=== EXERCISE ===
Which lines below hold the word "Maneuver"? Copy all of them.

=== DATA RECORDS ===
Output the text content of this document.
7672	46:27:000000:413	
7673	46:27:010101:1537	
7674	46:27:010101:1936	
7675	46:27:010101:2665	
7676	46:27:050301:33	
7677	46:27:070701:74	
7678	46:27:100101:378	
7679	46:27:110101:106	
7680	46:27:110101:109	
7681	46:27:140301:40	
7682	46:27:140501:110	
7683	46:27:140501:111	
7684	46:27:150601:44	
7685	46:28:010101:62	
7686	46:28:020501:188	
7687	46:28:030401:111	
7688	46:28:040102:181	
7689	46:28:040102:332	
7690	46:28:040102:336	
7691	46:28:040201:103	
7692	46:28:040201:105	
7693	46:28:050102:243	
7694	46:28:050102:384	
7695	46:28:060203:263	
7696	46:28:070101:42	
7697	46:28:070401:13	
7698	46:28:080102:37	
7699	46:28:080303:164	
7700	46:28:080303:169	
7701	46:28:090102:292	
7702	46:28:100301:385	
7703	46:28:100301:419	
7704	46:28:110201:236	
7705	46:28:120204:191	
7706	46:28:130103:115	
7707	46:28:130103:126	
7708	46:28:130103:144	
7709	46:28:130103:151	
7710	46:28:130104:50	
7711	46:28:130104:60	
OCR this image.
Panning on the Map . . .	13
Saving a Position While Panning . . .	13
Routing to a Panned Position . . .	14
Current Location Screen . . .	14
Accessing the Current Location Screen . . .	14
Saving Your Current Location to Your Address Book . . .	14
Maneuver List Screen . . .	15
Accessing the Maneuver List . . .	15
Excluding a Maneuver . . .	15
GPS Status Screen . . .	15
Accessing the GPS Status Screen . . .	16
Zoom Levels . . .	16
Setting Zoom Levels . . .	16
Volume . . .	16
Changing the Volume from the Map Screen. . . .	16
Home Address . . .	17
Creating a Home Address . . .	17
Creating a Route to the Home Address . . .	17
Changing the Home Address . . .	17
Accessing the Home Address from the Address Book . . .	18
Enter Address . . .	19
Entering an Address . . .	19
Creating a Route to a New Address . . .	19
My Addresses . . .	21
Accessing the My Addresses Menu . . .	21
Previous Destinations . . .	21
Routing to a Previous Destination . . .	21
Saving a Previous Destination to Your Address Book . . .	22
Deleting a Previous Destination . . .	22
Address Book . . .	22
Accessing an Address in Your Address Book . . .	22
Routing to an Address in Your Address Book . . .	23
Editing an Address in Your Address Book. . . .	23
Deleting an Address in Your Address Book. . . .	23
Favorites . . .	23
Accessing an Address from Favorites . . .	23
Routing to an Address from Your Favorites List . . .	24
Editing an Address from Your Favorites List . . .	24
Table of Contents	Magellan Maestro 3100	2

=== THE COMPLETED TASK ===
Maneuver List Screen . . .	15
Accessing the Maneuver List . . .	15
Excluding a Maneuver . . .	15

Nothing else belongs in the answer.